::: RECORDS FOR PROCESSING :::

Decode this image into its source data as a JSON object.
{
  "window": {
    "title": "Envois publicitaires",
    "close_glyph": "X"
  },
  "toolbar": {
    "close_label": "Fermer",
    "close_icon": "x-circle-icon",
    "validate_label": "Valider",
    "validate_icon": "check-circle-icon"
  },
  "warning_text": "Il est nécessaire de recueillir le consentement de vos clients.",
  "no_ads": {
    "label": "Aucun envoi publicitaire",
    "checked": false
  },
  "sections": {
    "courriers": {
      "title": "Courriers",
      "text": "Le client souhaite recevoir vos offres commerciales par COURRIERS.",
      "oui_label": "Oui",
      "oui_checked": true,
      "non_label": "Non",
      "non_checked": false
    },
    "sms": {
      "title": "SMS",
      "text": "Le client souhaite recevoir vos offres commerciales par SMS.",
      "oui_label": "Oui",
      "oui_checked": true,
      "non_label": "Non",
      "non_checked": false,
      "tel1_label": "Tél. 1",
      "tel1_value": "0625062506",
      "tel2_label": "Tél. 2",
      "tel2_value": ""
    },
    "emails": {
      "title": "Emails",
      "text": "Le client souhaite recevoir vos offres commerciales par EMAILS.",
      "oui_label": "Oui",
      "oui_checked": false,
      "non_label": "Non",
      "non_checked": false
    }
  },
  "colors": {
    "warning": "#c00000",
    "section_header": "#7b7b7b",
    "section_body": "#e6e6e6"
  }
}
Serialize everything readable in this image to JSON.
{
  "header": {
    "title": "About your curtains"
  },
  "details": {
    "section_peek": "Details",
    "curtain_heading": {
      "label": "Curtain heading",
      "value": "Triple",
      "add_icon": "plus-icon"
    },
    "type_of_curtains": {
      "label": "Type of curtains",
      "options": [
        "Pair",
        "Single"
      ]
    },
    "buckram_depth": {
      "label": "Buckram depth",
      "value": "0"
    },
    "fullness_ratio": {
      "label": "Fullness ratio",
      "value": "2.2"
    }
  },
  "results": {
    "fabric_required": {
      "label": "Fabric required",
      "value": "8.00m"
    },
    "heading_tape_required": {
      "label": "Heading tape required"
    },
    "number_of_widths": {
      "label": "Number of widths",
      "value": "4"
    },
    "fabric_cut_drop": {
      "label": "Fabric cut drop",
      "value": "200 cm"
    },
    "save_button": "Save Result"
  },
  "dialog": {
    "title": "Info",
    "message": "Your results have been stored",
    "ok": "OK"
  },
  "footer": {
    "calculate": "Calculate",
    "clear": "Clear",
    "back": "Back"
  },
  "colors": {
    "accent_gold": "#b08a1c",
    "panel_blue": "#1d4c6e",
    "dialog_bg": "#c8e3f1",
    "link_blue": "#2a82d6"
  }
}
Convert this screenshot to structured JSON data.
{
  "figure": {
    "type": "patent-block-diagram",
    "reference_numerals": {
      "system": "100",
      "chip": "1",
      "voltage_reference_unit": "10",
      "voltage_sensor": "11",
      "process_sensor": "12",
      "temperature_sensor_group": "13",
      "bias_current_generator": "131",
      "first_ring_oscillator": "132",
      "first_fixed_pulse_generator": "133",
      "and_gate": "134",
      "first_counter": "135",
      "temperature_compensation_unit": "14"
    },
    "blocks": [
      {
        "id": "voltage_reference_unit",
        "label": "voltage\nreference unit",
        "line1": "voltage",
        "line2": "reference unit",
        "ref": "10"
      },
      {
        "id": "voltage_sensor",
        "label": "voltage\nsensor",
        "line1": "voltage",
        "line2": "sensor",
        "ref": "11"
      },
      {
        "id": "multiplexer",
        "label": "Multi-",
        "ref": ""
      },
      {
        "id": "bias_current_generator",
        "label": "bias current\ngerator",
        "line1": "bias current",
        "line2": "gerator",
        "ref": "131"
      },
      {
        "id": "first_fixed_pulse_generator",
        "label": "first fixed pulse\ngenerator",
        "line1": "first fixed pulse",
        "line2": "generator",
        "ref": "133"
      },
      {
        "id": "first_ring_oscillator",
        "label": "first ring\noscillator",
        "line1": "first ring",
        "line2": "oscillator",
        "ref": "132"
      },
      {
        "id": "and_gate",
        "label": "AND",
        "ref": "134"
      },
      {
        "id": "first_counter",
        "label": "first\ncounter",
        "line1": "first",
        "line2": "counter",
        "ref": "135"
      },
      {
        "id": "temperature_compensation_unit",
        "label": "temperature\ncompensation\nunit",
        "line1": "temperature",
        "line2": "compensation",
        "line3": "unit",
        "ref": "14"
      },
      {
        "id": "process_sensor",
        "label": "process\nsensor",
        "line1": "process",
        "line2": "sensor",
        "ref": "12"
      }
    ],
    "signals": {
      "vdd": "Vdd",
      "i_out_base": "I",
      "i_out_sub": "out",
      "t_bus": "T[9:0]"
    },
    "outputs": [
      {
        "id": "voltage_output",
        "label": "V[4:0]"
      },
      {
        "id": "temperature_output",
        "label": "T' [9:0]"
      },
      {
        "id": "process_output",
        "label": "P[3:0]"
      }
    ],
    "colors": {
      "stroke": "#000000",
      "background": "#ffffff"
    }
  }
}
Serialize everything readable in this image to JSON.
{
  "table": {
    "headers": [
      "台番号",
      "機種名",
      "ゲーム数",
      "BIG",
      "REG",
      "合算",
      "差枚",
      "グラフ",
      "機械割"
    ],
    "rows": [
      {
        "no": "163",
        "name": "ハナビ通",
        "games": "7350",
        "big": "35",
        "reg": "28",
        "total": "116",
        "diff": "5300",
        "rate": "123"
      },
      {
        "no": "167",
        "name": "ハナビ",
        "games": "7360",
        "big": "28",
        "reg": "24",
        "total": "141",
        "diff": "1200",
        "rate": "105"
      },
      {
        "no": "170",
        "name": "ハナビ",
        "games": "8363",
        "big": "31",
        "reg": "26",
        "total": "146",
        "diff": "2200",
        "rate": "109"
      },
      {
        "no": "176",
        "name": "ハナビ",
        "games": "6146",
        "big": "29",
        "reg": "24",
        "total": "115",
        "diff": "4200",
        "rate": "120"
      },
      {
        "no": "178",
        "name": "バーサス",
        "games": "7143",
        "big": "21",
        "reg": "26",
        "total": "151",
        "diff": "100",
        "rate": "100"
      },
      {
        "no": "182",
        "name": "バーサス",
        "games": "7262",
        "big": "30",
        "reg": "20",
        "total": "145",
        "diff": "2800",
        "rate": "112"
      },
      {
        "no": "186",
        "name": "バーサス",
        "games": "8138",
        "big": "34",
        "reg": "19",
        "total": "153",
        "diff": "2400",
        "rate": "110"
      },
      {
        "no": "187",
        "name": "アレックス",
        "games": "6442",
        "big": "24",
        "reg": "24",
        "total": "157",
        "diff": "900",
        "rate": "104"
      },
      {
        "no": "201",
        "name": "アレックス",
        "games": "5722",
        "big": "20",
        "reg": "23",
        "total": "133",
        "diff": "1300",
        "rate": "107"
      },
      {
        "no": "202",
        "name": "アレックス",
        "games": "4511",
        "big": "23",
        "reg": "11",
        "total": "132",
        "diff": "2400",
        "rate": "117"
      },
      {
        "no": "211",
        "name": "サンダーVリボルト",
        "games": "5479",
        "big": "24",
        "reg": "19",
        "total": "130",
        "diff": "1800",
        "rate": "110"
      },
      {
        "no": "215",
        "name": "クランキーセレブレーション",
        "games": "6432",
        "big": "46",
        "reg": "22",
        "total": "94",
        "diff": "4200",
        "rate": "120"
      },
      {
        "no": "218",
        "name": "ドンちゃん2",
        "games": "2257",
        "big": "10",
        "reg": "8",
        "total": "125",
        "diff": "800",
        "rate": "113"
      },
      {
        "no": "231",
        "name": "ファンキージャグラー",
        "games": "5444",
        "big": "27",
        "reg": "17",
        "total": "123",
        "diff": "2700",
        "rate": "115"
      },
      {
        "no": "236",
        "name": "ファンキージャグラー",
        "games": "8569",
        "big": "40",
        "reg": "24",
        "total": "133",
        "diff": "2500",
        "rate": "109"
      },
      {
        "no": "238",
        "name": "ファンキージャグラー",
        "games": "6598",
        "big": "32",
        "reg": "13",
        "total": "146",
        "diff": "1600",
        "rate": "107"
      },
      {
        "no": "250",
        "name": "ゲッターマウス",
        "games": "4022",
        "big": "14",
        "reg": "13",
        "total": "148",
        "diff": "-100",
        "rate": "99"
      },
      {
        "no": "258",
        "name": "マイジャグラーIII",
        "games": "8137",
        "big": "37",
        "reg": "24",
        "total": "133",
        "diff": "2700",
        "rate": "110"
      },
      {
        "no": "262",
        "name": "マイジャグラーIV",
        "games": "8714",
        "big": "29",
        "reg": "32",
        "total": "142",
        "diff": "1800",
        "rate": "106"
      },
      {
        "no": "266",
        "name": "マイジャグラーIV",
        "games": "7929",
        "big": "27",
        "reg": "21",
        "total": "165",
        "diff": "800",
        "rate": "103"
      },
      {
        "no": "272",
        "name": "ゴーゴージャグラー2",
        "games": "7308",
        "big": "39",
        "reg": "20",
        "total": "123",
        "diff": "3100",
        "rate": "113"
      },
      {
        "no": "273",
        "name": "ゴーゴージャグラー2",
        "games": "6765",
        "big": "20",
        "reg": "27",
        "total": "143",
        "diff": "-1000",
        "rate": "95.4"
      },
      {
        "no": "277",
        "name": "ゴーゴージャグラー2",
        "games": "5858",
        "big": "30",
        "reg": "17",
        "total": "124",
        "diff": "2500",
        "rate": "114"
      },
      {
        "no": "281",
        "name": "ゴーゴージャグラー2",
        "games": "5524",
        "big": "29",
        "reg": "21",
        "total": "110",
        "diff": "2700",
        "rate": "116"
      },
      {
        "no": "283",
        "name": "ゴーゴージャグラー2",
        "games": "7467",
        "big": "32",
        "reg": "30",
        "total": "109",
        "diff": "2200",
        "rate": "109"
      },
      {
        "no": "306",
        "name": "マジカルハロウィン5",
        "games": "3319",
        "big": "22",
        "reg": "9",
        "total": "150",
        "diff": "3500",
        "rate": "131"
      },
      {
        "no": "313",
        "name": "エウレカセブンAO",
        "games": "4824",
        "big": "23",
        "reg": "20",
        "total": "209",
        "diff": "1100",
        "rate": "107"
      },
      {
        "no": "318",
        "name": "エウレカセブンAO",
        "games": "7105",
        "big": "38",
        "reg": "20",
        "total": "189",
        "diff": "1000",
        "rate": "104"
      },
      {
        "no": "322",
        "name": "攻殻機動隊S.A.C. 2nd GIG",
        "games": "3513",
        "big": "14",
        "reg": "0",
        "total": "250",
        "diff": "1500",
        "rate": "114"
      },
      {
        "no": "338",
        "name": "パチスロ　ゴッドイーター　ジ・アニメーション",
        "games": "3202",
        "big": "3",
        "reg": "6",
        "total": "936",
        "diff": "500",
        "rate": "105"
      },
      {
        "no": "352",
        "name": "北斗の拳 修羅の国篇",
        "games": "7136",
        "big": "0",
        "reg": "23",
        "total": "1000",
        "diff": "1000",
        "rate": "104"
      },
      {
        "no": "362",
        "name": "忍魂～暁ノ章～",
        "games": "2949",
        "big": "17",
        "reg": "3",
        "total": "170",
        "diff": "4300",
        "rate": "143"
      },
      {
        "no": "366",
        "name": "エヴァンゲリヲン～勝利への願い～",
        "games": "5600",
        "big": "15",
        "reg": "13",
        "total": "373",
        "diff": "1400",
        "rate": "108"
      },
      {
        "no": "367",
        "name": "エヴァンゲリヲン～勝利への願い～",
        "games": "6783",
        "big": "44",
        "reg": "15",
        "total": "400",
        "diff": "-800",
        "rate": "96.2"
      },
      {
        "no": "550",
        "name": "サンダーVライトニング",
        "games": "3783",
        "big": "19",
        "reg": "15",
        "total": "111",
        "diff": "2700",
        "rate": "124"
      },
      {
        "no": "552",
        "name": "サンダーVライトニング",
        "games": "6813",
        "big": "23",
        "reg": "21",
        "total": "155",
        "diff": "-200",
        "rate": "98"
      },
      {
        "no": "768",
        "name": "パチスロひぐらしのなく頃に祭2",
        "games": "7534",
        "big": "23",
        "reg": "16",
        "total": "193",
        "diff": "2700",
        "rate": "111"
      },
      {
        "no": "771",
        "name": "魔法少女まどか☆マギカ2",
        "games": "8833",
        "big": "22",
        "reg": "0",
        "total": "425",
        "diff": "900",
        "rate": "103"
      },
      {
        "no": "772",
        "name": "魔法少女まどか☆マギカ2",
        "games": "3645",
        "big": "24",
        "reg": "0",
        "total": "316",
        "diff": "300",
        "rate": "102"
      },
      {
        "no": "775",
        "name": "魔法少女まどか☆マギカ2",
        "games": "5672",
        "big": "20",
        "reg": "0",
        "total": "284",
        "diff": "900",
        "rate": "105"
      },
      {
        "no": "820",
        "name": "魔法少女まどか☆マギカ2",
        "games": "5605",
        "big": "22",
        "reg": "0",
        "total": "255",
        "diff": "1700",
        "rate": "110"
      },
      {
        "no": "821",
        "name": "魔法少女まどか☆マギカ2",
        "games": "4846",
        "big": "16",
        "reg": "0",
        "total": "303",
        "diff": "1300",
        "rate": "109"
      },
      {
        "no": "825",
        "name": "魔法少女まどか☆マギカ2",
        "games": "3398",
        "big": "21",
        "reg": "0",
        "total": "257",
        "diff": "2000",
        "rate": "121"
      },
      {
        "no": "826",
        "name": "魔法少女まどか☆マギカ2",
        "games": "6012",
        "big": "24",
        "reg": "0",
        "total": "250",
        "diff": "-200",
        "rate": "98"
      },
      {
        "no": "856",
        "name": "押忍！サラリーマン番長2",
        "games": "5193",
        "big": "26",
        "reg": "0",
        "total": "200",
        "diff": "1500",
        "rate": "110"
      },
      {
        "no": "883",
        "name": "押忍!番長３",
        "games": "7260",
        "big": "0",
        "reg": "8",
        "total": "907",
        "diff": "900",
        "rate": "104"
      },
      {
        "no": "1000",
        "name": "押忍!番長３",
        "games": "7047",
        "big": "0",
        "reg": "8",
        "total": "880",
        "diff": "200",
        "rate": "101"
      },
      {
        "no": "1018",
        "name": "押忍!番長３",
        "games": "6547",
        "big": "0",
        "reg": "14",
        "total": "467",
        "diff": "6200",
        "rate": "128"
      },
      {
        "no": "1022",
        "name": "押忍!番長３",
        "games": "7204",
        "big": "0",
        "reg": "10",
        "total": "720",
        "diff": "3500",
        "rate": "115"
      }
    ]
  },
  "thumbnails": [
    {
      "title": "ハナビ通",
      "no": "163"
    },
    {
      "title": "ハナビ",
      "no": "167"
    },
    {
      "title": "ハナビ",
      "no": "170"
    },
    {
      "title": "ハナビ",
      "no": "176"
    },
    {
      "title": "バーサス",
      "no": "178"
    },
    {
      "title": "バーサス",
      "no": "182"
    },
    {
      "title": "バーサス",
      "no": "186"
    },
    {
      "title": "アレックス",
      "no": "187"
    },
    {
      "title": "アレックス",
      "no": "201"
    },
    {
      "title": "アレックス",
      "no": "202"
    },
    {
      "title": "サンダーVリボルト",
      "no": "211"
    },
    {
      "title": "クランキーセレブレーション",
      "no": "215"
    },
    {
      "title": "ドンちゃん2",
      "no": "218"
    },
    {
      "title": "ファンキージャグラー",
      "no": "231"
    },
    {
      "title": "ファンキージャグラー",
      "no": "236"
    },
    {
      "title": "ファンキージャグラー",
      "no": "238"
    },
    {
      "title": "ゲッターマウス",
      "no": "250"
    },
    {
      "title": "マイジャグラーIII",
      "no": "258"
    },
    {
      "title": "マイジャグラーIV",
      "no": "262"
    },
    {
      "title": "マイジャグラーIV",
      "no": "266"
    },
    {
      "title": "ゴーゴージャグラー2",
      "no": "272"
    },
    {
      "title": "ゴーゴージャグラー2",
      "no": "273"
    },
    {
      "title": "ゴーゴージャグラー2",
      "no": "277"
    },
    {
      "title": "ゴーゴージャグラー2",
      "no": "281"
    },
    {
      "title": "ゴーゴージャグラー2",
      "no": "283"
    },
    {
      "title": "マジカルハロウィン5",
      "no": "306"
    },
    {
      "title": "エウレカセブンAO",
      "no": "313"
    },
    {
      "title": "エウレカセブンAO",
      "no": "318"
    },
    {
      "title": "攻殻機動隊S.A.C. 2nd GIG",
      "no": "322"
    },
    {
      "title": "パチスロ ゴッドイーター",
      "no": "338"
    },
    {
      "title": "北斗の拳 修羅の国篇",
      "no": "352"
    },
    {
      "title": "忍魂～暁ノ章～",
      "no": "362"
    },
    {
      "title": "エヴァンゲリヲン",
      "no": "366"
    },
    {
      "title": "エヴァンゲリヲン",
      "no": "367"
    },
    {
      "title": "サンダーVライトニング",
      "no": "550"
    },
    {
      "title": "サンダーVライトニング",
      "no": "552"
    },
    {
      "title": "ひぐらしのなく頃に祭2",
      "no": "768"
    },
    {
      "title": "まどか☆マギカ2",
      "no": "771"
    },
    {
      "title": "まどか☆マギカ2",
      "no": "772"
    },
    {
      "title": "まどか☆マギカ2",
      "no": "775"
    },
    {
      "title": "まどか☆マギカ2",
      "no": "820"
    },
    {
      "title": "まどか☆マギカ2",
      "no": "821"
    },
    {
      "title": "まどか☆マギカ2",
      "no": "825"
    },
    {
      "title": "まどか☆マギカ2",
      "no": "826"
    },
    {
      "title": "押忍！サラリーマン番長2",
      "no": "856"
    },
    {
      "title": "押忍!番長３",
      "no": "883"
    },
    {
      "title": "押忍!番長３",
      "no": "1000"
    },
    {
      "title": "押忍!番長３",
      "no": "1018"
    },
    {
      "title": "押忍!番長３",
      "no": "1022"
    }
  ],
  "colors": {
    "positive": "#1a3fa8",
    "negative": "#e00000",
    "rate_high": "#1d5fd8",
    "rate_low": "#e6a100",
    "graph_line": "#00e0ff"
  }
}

:::

** STATED GOAL **
Give the number of lines in the material above that have the word "circle" in them, and nothing more.

** WORKED SOLUTION **
2